─── INPUT ROWS
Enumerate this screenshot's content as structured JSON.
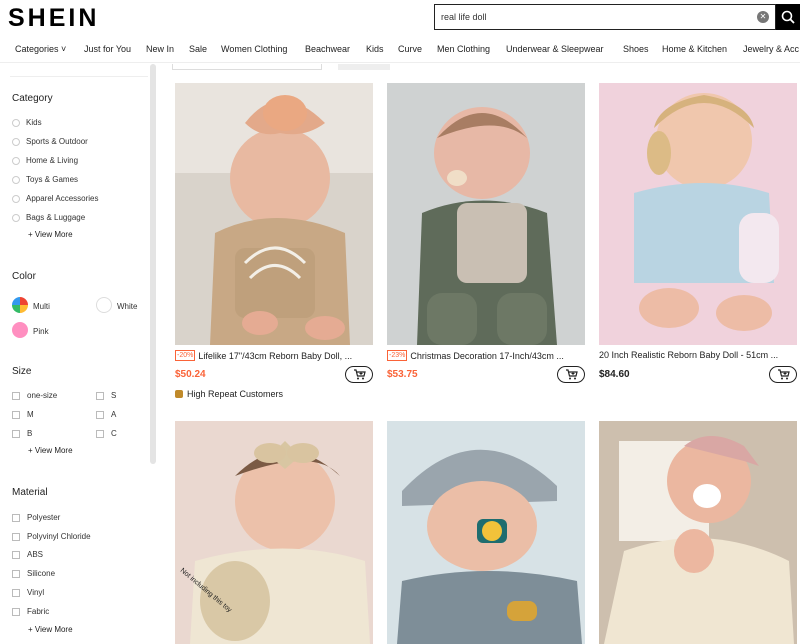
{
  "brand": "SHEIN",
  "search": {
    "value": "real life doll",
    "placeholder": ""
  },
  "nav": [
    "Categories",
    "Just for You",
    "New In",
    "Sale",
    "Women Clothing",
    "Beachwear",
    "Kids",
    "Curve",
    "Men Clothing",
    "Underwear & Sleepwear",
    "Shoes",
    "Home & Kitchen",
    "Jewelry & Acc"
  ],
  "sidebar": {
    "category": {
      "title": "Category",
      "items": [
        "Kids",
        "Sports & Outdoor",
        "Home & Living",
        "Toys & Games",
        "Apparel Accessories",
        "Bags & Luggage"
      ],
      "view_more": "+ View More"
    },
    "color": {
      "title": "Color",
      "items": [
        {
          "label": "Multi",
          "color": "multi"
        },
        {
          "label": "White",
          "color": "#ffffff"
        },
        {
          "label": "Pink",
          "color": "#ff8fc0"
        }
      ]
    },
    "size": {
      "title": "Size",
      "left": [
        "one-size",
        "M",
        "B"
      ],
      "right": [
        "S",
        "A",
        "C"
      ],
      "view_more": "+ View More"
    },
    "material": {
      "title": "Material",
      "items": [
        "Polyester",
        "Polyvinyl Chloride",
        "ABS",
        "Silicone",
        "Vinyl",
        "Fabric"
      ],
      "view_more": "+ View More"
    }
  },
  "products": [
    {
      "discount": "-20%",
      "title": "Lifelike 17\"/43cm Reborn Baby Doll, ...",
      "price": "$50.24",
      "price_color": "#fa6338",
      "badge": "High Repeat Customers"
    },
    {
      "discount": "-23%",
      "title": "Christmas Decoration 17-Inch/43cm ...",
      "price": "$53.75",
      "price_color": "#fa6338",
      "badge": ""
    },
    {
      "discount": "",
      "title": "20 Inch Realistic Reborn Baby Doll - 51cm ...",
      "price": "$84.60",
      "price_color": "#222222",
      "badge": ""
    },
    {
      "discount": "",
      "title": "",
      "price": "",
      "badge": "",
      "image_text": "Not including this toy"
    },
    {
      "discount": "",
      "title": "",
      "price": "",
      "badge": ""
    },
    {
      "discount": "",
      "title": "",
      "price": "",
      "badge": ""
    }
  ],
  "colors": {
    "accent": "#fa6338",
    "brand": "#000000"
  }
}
──────
• _AIM OF THE TASK_
Reproduce every line precisely as given, omitting all pictures.

• _ANSWER IN FULL_
Enumerate this screenshot's content as structured JSON.
{
  "brand": "SHEIN",
  "search": {
    "value": "real life doll",
    "placeholder": ""
  },
  "nav": [
    "Categories",
    "Just for You",
    "New In",
    "Sale",
    "Women Clothing",
    "Beachwear",
    "Kids",
    "Curve",
    "Men Clothing",
    "Underwear & Sleepwear",
    "Shoes",
    "Home & Kitchen",
    "Jewelry & Acc"
  ],
  "sidebar": {
    "category": {
      "title": "Category",
      "items": [
        "Kids",
        "Sports & Outdoor",
        "Home & Living",
        "Toys & Games",
        "Apparel Accessories",
        "Bags & Luggage"
      ],
      "view_more": "+ View More"
    },
    "color": {
      "title": "Color",
      "items": [
        {
          "label": "Multi",
          "color": "multi"
        },
        {
          "label": "White",
          "color": "#ffffff"
        },
        {
          "label": "Pink",
          "color": "#ff8fc0"
        }
      ]
    },
    "size": {
      "title": "Size",
      "left": [
        "one-size",
        "M",
        "B"
      ],
      "right": [
        "S",
        "A",
        "C"
      ],
      "view_more": "+ View More"
    },
    "material": {
      "title": "Material",
      "items": [
        "Polyester",
        "Polyvinyl Chloride",
        "ABS",
        "Silicone",
        "Vinyl",
        "Fabric"
      ],
      "view_more": "+ View More"
    }
  },
  "products": [
    {
      "discount": "-20%",
      "title": "Lifelike 17\"/43cm Reborn Baby Doll, ...",
      "price": "$50.24",
      "price_color": "#fa6338",
      "badge": "High Repeat Customers"
    },
    {
      "discount": "-23%",
      "title": "Christmas Decoration 17-Inch/43cm ...",
      "price": "$53.75",
      "price_color": "#fa6338",
      "badge": ""
    },
    {
      "discount": "",
      "title": "20 Inch Realistic Reborn Baby Doll - 51cm ...",
      "price": "$84.60",
      "price_color": "#222222",
      "badge": ""
    },
    {
      "discount": "",
      "title": "",
      "price": "",
      "badge": "",
      "image_text": "Not including this toy"
    },
    {
      "discount": "",
      "title": "",
      "price": "",
      "badge": ""
    },
    {
      "discount": "",
      "title": "",
      "price": "",
      "badge": ""
    }
  ],
  "colors": {
    "accent": "#fa6338",
    "brand": "#000000"
  }
}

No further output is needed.